PROBLEM TO WORK ON:
Your job is to restate each entry word for word.

DATASET CONTENT:
--- Begin ---

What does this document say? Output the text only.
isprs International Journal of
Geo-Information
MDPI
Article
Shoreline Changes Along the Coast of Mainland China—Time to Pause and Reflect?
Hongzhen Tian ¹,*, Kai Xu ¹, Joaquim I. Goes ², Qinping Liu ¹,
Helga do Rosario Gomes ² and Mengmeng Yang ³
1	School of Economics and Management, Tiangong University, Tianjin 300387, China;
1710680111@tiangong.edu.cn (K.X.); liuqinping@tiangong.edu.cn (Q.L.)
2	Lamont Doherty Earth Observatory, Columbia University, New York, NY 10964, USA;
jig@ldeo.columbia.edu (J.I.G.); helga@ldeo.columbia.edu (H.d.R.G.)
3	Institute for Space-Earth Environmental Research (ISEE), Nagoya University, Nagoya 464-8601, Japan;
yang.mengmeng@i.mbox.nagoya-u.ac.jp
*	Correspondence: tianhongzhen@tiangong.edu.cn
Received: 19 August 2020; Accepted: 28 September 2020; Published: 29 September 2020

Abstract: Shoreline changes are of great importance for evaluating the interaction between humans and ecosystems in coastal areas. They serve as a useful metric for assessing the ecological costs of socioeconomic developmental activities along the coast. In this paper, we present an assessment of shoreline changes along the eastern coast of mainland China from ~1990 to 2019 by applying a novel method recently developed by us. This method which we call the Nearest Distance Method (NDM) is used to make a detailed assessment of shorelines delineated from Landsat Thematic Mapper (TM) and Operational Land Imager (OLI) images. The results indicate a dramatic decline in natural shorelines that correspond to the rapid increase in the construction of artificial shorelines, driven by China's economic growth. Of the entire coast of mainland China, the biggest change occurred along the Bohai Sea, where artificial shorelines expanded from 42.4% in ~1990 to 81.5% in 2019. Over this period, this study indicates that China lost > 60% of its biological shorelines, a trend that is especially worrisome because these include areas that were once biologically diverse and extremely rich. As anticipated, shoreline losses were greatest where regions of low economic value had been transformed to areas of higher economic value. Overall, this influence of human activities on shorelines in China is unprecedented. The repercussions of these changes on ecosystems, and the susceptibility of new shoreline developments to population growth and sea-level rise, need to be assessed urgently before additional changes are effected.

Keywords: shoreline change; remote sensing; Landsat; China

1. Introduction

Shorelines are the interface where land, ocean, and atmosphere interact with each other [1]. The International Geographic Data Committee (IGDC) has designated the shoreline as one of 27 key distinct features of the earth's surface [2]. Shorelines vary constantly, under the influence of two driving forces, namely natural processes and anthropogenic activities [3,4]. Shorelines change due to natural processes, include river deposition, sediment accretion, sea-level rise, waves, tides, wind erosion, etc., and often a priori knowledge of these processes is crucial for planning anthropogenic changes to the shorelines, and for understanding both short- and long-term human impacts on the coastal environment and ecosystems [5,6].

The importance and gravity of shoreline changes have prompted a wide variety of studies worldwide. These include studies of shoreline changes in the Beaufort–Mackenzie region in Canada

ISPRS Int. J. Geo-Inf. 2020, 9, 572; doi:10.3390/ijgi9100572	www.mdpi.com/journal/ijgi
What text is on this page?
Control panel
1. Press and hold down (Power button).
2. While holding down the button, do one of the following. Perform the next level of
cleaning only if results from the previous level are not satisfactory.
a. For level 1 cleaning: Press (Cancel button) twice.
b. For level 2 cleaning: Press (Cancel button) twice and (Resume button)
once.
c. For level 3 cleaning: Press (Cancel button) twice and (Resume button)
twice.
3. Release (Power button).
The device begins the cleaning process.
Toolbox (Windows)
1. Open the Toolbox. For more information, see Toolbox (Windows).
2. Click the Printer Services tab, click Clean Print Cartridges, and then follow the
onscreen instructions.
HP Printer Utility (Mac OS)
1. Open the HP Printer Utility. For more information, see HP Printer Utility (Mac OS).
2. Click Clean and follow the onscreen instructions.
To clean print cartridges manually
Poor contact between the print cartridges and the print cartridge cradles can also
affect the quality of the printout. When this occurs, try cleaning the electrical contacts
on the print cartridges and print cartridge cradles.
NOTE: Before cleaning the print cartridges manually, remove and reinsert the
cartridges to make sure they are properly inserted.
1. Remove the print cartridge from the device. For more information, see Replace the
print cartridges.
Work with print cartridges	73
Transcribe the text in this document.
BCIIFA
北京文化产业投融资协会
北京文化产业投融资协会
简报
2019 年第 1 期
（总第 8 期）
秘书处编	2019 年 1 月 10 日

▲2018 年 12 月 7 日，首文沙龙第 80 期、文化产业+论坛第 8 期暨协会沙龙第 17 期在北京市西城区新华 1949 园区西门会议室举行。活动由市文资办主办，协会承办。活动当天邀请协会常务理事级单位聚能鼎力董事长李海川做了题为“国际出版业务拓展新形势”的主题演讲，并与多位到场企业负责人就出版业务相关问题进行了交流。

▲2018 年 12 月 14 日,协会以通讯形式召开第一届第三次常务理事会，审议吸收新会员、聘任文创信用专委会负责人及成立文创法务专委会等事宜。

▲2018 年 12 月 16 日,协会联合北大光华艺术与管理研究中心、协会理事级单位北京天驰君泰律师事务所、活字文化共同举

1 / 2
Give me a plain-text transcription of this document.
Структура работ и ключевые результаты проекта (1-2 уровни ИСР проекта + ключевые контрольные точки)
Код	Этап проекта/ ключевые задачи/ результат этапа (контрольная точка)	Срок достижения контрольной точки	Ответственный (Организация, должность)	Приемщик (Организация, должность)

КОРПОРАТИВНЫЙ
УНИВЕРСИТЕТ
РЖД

--- End ---

OUTPUT OF THE TASK:
What does this document say? Output the text only.
isprs International Journal of
Geo-Information
MDPI
Article
Shoreline Changes Along the Coast of Mainland China—Time to Pause and Reflect?
Hongzhen Tian ¹,*, Kai Xu ¹, Joaquim I. Goes ², Qinping Liu ¹,
Helga do Rosario Gomes ² and Mengmeng Yang ³
1	School of Economics and Management, Tiangong University, Tianjin 300387, China;
1710680111@tiangong.edu.cn (K.X.); liuqinping@tiangong.edu.cn (Q.L.)
2	Lamont Doherty Earth Observatory, Columbia University, New York, NY 10964, USA;
jig@ldeo.columbia.edu (J.I.G.); helga@ldeo.columbia.edu (H.d.R.G.)
3	Institute for Space-Earth Environmental Research (ISEE), Nagoya University, Nagoya 464-8601, Japan;
yang.mengmeng@i.mbox.nagoya-u.ac.jp
*	Correspondence: tianhongzhen@tiangong.edu.cn
Received: 19 August 2020; Accepted: 28 September 2020; Published: 29 September 2020

Abstract: Shoreline changes are of great importance for evaluating the interaction between humans and ecosystems in coastal areas. They serve as a useful metric for assessing the ecological costs of socioeconomic developmental activities along the coast. In this paper, we present an assessment of shoreline changes along the eastern coast of mainland China from ~1990 to 2019 by applying a novel method recently developed by us. This method which we call the Nearest Distance Method (NDM) is used to make a detailed assessment of shorelines delineated from Landsat Thematic Mapper (TM) and Operational Land Imager (OLI) images. The results indicate a dramatic decline in natural shorelines that correspond to the rapid increase in the construction of artificial shorelines, driven by China's economic growth. Of the entire coast of mainland China, the biggest change occurred along the Bohai Sea, where artificial shorelines expanded from 42.4% in ~1990 to 81.5% in 2019. Over this period, this study indicates that China lost > 60% of its biological shorelines, a trend that is especially worrisome because these include areas that were once biologically diverse and extremely rich. As anticipated, shoreline losses were greatest where regions of low economic value had been transformed to areas of higher economic value. Overall, this influence of human activities on shorelines in China is unprecedented. The repercussions of these changes on ecosystems, and the susceptibility of new shoreline developments to population growth and sea-level rise, need to be assessed urgently before additional changes are effected.

Keywords: shoreline change; remote sensing; Landsat; China

1. Introduction

Shorelines are the interface where land, ocean, and atmosphere interact with each other [1]. The International Geographic Data Committee (IGDC) has designated the shoreline as one of 27 key distinct features of the earth's surface [2]. Shorelines vary constantly, under the influence of two driving forces, namely natural processes and anthropogenic activities [3,4]. Shorelines change due to natural processes, include river deposition, sediment accretion, sea-level rise, waves, tides, wind erosion, etc., and often a priori knowledge of these processes is crucial for planning anthropogenic changes to the shorelines, and for understanding both short- and long-term human impacts on the coastal environment and ecosystems [5,6].

The importance and gravity of shoreline changes have prompted a wide variety of studies worldwide. These include studies of shoreline changes in the Beaufort–Mackenzie region in Canada

ISPRS Int. J. Geo-Inf. 2020, 9, 572; doi:10.3390/ijgi9100572	www.mdpi.com/journal/ijgi
What text is on this page?
Control panel
1. Press and hold down (Power button).
2. While holding down the button, do one of the following. Perform the next level of
cleaning only if results from the previous level are not satisfactory.
a. For level 1 cleaning: Press (Cancel button) twice.
b. For level 2 cleaning: Press (Cancel button) twice and (Resume button)
once.
c. For level 3 cleaning: Press (Cancel button) twice and (Resume button)
twice.
3. Release (Power button).
The device begins the cleaning process.
Toolbox (Windows)
1. Open the Toolbox. For more information, see Toolbox (Windows).
2. Click the Printer Services tab, click Clean Print Cartridges, and then follow the
onscreen instructions.
HP Printer Utility (Mac OS)
1. Open the HP Printer Utility. For more information, see HP Printer Utility (Mac OS).
2. Click Clean and follow the onscreen instructions.
To clean print cartridges manually
Poor contact between the print cartridges and the print cartridge cradles can also
affect the quality of the printout. When this occurs, try cleaning the electrical contacts
on the print cartridges and print cartridge cradles.
NOTE: Before cleaning the print cartridges manually, remove and reinsert the
cartridges to make sure they are properly inserted.
1. Remove the print cartridge from the device. For more information, see Replace the
print cartridges.
Work with print cartridges	73
Transcribe the text in this document.
BCIIFA
北京文化产业投融资协会
北京文化产业投融资协会
简报
2019 年第 1 期
（总第 8 期）
秘书处编	2019 年 1 月 10 日

▲2018 年 12 月 7 日，首文沙龙第 80 期、文化产业+论坛第 8 期暨协会沙龙第 17 期在北京市西城区新华 1949 园区西门会议室举行。活动由市文资办主办，协会承办。活动当天邀请协会常务理事级单位聚能鼎力董事长李海川做了题为“国际出版业务拓展新形势”的主题演讲，并与多位到场企业负责人就出版业务相关问题进行了交流。

▲2018 年 12 月 14 日,协会以通讯形式召开第一届第三次常务理事会，审议吸收新会员、聘任文创信用专委会负责人及成立文创法务专委会等事宜。

▲2018 年 12 月 16 日,协会联合北大光华艺术与管理研究中心、协会理事级单位北京天驰君泰律师事务所、活字文化共同举

1 / 2
Give me a plain-text transcription of this document.
Структура работ и ключевые результаты проекта (1-2 уровни ИСР проекта + ключевые контрольные точки)
Код	Этап проекта/ ключевые задачи/ результат этапа (контрольная точка)	Срок достижения контрольной точки	Ответственный (Организация, должность)	Приемщик (Организация, должность)

КОРПОРАТИВНЫЙ
УНИВЕРСИТЕТ
РЖД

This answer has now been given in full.